* [EXERCISE DESCRIPTION]: Exact repetition of every entry is required.

* [ENTRIES SHOWN]:
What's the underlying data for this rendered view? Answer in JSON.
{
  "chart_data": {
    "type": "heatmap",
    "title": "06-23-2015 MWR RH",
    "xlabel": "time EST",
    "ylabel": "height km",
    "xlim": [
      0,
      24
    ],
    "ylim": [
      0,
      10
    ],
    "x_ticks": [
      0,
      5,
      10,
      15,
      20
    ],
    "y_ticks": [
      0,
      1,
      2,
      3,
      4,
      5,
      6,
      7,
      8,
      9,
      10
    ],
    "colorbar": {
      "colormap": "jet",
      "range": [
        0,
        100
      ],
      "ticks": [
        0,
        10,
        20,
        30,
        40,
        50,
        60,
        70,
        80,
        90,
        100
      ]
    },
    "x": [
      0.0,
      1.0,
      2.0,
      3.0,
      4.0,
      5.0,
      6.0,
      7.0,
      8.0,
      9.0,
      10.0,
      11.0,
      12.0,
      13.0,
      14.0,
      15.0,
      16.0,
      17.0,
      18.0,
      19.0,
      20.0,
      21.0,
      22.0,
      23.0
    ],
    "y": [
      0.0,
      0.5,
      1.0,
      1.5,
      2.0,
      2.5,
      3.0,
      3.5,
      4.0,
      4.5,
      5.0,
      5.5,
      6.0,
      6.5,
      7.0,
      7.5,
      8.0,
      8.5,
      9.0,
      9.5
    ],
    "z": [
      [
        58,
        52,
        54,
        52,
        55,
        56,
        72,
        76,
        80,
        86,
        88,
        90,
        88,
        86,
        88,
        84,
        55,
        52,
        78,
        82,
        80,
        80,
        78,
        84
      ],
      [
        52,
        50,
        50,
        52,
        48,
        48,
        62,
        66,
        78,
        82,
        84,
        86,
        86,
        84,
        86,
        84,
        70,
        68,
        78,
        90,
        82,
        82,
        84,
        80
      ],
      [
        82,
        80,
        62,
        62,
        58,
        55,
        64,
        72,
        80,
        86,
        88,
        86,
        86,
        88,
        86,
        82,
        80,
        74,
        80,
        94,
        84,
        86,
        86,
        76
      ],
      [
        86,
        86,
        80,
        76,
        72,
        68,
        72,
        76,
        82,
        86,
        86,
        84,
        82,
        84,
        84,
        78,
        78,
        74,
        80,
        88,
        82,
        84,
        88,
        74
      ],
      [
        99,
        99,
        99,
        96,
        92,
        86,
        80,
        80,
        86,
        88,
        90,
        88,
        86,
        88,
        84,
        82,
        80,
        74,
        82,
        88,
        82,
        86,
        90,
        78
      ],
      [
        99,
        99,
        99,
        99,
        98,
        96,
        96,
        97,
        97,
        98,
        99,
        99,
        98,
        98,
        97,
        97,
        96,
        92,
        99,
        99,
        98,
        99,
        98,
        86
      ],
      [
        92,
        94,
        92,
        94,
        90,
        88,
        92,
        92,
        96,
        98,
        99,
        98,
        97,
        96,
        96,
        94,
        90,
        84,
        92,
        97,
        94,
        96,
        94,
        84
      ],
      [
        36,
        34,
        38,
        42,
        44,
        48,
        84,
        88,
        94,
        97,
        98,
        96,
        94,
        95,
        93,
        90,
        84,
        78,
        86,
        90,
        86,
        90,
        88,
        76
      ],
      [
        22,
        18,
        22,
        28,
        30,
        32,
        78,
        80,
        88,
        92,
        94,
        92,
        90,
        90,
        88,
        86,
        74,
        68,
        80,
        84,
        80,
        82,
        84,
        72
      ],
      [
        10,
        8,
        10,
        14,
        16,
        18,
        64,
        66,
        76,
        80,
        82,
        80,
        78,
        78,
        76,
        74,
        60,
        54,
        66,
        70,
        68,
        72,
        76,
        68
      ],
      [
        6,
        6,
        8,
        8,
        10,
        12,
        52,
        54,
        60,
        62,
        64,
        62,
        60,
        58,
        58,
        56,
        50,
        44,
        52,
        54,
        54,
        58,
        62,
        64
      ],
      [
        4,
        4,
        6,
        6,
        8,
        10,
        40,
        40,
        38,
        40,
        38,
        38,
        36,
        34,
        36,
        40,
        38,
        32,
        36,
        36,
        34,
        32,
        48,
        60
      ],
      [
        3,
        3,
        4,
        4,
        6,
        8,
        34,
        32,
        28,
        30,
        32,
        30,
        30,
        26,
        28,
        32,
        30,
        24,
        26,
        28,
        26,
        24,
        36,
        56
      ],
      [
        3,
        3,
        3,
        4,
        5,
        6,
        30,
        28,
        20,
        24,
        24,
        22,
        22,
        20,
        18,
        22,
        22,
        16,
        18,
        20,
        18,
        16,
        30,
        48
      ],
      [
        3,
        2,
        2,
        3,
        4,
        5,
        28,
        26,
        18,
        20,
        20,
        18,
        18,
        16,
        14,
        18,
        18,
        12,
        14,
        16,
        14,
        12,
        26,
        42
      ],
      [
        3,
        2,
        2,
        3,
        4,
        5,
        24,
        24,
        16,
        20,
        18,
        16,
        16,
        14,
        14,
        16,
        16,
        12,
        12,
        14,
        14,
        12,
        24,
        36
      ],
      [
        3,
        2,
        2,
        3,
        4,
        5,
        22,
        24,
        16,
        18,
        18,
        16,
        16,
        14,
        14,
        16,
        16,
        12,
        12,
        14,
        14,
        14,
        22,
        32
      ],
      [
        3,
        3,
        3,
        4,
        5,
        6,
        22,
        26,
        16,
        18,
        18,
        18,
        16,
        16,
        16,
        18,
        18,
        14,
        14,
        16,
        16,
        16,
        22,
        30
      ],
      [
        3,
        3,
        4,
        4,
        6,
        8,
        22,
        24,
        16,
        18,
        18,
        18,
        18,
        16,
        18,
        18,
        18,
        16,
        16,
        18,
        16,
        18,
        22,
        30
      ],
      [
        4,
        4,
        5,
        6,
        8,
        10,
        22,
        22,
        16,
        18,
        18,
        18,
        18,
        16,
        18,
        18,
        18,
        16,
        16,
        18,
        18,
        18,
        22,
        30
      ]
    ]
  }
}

* [SOLVED EXERCISE]:
What's the underlying data for this rendered view? Answer in JSON.
{
  "chart_data": {
    "type": "heatmap",
    "title": "06-23-2015 MWR RH",
    "xlabel": "time EST",
    "ylabel": "height km",
    "xlim": [
      0,
      24
    ],
    "ylim": [
      0,
      10
    ],
    "x_ticks": [
      0,
      5,
      10,
      15,
      20
    ],
    "y_ticks": [
      0,
      1,
      2,
      3,
      4,
      5,
      6,
      7,
      8,
      9,
      10
    ],
    "colorbar": {
      "colormap": "jet",
      "range": [
        0,
        100
      ],
      "ticks": [
        0,
        10,
        20,
        30,
        40,
        50,
        60,
        70,
        80,
        90,
        100
      ]
    },
    "x": [
      0.0,
      1.0,
      2.0,
      3.0,
      4.0,
      5.0,
      6.0,
      7.0,
      8.0,
      9.0,
      10.0,
      11.0,
      12.0,
      13.0,
      14.0,
      15.0,
      16.0,
      17.0,
      18.0,
      19.0,
      20.0,
      21.0,
      22.0,
      23.0
    ],
    "y": [
      0.0,
      0.5,
      1.0,
      1.5,
      2.0,
      2.5,
      3.0,
      3.5,
      4.0,
      4.5,
      5.0,
      5.5,
      6.0,
      6.5,
      7.0,
      7.5,
      8.0,
      8.5,
      9.0,
      9.5
    ],
    "z": [
      [
        58,
        52,
        54,
        52,
        55,
        56,
        72,
        76,
        80,
        86,
        88,
        90,
        88,
        86,
        88,
        84,
        55,
        52,
        78,
        82,
        80,
        80,
        78,
        84
      ],
      [
        52,
        50,
        50,
        52,
        48,
        48,
        62,
        66,
        78,
        82,
        84,
        86,
        86,
        84,
        86,
        84,
        70,
        68,
        78,
        90,
        82,
        82,
        84,
        80
      ],
      [
        82,
        80,
        62,
        62,
        58,
        55,
        64,
        72,
        80,
        86,
        88,
        86,
        86,
        88,
        86,
        82,
        80,
        74,
        80,
        94,
        84,
        86,
        86,
        76
      ],
      [
        86,
        86,
        80,
        76,
        72,
        68,
        72,
        76,
        82,
        86,
        86,
        84,
        82,
        84,
        84,
        78,
        78,
        74,
        80,
        88,
        82,
        84,
        88,
        74
      ],
      [
        99,
        99,
        99,
        96,
        92,
        86,
        80,
        80,
        86,
        88,
        90,
        88,
        86,
        88,
        84,
        82,
        80,
        74,
        82,
        88,
        82,
        86,
        90,
        78
      ],
      [
        99,
        99,
        99,
        99,
        98,
        96,
        96,
        97,
        97,
        98,
        99,
        99,
        98,
        98,
        97,
        97,
        96,
        92,
        99,
        99,
        98,
        99,
        98,
        86
      ],
      [
        92,
        94,
        92,
        94,
        90,
        88,
        92,
        92,
        96,
        98,
        99,
        98,
        97,
        96,
        96,
        94,
        90,
        84,
        92,
        97,
        94,
        96,
        94,
        84
      ],
      [
        36,
        34,
        38,
        42,
        44,
        48,
        84,
        88,
        94,
        97,
        98,
        96,
        94,
        95,
        93,
        90,
        84,
        78,
        86,
        90,
        86,
        90,
        88,
        76
      ],
      [
        22,
        18,
        22,
        28,
        30,
        32,
        78,
        80,
        88,
        92,
        94,
        92,
        90,
        90,
        88,
        86,
        74,
        68,
        80,
        84,
        80,
        82,
        84,
        72
      ],
      [
        10,
        8,
        10,
        14,
        16,
        18,
        64,
        66,
        76,
        80,
        82,
        80,
        78,
        78,
        76,
        74,
        60,
        54,
        66,
        70,
        68,
        72,
        76,
        68
      ],
      [
        6,
        6,
        8,
        8,
        10,
        12,
        52,
        54,
        60,
        62,
        64,
        62,
        60,
        58,
        58,
        56,
        50,
        44,
        52,
        54,
        54,
        58,
        62,
        64
      ],
      [
        4,
        4,
        6,
        6,
        8,
        10,
        40,
        40,
        38,
        40,
        38,
        38,
        36,
        34,
        36,
        40,
        38,
        32,
        36,
        36,
        34,
        32,
        48,
        60
      ],
      [
        3,
        3,
        4,
        4,
        6,
        8,
        34,
        32,
        28,
        30,
        32,
        30,
        30,
        26,
        28,
        32,
        30,
        24,
        26,
        28,
        26,
        24,
        36,
        56
      ],
      [
        3,
        3,
        3,
        4,
        5,
        6,
        30,
        28,
        20,
        24,
        24,
        22,
        22,
        20,
        18,
        22,
        22,
        16,
        18,
        20,
        18,
        16,
        30,
        48
      ],
      [
        3,
        2,
        2,
        3,
        4,
        5,
        28,
        26,
        18,
        20,
        20,
        18,
        18,
        16,
        14,
        18,
        18,
        12,
        14,
        16,
        14,
        12,
        26,
        42
      ],
      [
        3,
        2,
        2,
        3,
        4,
        5,
        24,
        24,
        16,
        20,
        18,
        16,
        16,
        14,
        14,
        16,
        16,
        12,
        12,
        14,
        14,
        12,
        24,
        36
      ],
      [
        3,
        2,
        2,
        3,
        4,
        5,
        22,
        24,
        16,
        18,
        18,
        16,
        16,
        14,
        14,
        16,
        16,
        12,
        12,
        14,
        14,
        14,
        22,
        32
      ],
      [
        3,
        3,
        3,
        4,
        5,
        6,
        22,
        26,
        16,
        18,
        18,
        18,
        16,
        16,
        16,
        18,
        18,
        14,
        14,
        16,
        16,
        16,
        22,
        30
      ],
      [
        3,
        3,
        4,
        4,
        6,
        8,
        22,
        24,
        16,
        18,
        18,
        18,
        18,
        16,
        18,
        18,
        18,
        16,
        16,
        18,
        16,
        18,
        22,
        30
      ],
      [
        4,
        4,
        5,
        6,
        8,
        10,
        22,
        22,
        16,
        18,
        18,
        18,
        18,
        16,
        18,
        18,
        18,
        16,
        16,
        18,
        18,
        18,
        22,
        30
      ]
    ]
  }
}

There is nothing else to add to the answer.